* **Source document**:
I was coming up with a way of modeling stats for authenticated smtp spam and was trying to get a breakdown of hourly counts per relay ip and per customer email address. It ended up being much simpler to just store the raw values (epoch timestamp, ip, email) in a mysql table and then put some of the heavy lifting on the sql side.

The date handling you can use in mysql is quite good. I used statements like below to give me a very simple-to-process array of data on which to report.

So, to give myself the last the day's worth of data broken down by hour, I would do something like this:

SELECT timestamp, CONVERT_TZ(FROM_UNIXTIME(timestamp - timestamp % 3600 ), '+00:00', + '-5:00') AS Hourstamp, CONVERT_TZ(FROM_UNIXTIME(timestamp), '+00:00', '-5:00') AS 'Datest +ampEDT', FROM_UNIXTIME(timestamp) AS 'Datestamp', relay, email FROM relay_report WHERE FROM_UNIXTIME(timestamp) >= DATE_SUB(NOW(), INTERVAL 23 HOUR)

Dataset items:
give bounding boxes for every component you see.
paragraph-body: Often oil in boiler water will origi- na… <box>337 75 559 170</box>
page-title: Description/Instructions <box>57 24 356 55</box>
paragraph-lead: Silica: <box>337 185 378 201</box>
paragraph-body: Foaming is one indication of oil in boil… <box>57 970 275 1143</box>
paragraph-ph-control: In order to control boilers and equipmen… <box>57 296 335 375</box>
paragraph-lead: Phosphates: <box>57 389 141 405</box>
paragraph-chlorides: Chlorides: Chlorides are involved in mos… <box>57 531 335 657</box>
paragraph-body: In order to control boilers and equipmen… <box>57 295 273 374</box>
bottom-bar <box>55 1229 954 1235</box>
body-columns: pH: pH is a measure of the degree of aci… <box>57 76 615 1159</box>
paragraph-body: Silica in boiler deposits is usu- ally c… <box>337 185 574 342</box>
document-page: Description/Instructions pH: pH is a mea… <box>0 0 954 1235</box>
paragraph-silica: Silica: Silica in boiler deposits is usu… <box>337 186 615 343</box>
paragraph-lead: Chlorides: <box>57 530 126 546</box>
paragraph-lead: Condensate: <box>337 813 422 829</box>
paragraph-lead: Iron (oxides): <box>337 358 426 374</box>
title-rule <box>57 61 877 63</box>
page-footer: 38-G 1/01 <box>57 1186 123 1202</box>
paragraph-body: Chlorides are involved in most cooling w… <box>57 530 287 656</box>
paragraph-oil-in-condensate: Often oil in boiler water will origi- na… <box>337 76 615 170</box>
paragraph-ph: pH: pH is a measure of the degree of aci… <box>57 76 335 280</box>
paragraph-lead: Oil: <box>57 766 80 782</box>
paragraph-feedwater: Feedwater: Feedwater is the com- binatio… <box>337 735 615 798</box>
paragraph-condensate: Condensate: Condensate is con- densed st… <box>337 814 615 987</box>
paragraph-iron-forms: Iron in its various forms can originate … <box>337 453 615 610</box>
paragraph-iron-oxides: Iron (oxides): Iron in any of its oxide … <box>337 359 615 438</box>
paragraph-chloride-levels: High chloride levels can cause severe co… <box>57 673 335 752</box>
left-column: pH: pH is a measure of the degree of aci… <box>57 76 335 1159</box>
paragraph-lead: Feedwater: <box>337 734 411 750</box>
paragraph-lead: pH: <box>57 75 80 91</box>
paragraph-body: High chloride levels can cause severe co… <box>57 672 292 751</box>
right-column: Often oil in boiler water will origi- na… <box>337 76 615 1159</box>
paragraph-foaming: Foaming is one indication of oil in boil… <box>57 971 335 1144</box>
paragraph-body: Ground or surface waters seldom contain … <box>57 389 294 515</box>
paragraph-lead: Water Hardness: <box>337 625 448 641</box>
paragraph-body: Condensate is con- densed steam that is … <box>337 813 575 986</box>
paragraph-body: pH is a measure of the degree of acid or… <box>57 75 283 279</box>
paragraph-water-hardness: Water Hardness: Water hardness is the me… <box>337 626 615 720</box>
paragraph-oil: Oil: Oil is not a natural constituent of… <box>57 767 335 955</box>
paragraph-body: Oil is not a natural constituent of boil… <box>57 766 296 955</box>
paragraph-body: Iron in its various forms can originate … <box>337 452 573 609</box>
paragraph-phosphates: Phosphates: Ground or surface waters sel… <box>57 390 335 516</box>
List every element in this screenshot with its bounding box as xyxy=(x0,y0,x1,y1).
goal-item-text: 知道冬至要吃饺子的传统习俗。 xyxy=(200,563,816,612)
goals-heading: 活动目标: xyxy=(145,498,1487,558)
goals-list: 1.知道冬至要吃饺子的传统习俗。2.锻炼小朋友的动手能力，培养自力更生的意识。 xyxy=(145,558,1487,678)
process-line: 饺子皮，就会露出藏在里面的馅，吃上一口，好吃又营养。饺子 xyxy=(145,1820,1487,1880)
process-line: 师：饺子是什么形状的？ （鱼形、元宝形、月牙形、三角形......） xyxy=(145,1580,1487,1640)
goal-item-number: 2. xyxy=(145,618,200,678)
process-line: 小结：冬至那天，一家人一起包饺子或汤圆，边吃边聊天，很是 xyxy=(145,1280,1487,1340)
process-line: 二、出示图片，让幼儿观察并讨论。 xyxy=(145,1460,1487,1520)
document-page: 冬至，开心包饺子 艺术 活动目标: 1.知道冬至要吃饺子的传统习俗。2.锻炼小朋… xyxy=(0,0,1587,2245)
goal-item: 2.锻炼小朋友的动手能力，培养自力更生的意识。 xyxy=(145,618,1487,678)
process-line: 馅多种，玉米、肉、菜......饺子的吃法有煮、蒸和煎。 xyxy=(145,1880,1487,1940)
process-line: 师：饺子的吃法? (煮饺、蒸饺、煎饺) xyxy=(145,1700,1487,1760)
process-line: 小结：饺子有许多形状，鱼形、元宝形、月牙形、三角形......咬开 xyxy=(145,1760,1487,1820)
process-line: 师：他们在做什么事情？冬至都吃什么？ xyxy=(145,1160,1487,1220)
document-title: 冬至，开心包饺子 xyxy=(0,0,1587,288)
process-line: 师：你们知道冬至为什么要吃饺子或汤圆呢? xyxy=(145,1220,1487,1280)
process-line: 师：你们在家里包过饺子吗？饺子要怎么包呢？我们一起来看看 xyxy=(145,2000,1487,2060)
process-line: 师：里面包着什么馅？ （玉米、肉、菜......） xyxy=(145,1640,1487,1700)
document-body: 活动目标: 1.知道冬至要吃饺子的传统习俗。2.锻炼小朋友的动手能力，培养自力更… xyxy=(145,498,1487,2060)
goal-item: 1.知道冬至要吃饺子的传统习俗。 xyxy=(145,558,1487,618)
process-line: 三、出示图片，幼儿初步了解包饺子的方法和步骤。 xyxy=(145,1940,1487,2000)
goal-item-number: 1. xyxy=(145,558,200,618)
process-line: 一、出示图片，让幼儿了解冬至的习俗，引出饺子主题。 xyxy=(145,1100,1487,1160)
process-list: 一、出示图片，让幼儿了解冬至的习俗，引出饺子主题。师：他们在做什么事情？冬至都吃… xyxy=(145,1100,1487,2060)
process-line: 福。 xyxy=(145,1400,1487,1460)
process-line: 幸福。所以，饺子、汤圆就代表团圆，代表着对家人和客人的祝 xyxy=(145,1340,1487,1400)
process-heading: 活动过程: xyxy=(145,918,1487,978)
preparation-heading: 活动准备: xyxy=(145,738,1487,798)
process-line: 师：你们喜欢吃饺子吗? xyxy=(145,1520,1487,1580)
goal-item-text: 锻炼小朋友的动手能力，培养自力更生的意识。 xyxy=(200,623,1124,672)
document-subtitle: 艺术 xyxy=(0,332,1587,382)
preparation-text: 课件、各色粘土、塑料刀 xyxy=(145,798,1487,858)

* **What this exercise asks**:
A: In the passage on SMTP spam stats, which three raw values did the author store in the MySQL table?
B: Reproduce the rows word for word, from the first row through the line containing "paragraph-body: Foaming is".
The passage on SMTP spam stats has no connection to the rows.

* **Answers to the exercises**:
A: The epoch timestamp, the IP, and the email.

B:
give bounding boxes for every component you see.
paragraph-body: Often oil in boiler water will origi- na… <box>337 75 559 170</box>
page-title: Description/Instructions <box>57 24 356 55</box>
paragraph-lead: Silica: <box>337 185 378 201</box>
paragraph-body: Foaming is one indication of oil in boil… <box>57 970 275 1143</box>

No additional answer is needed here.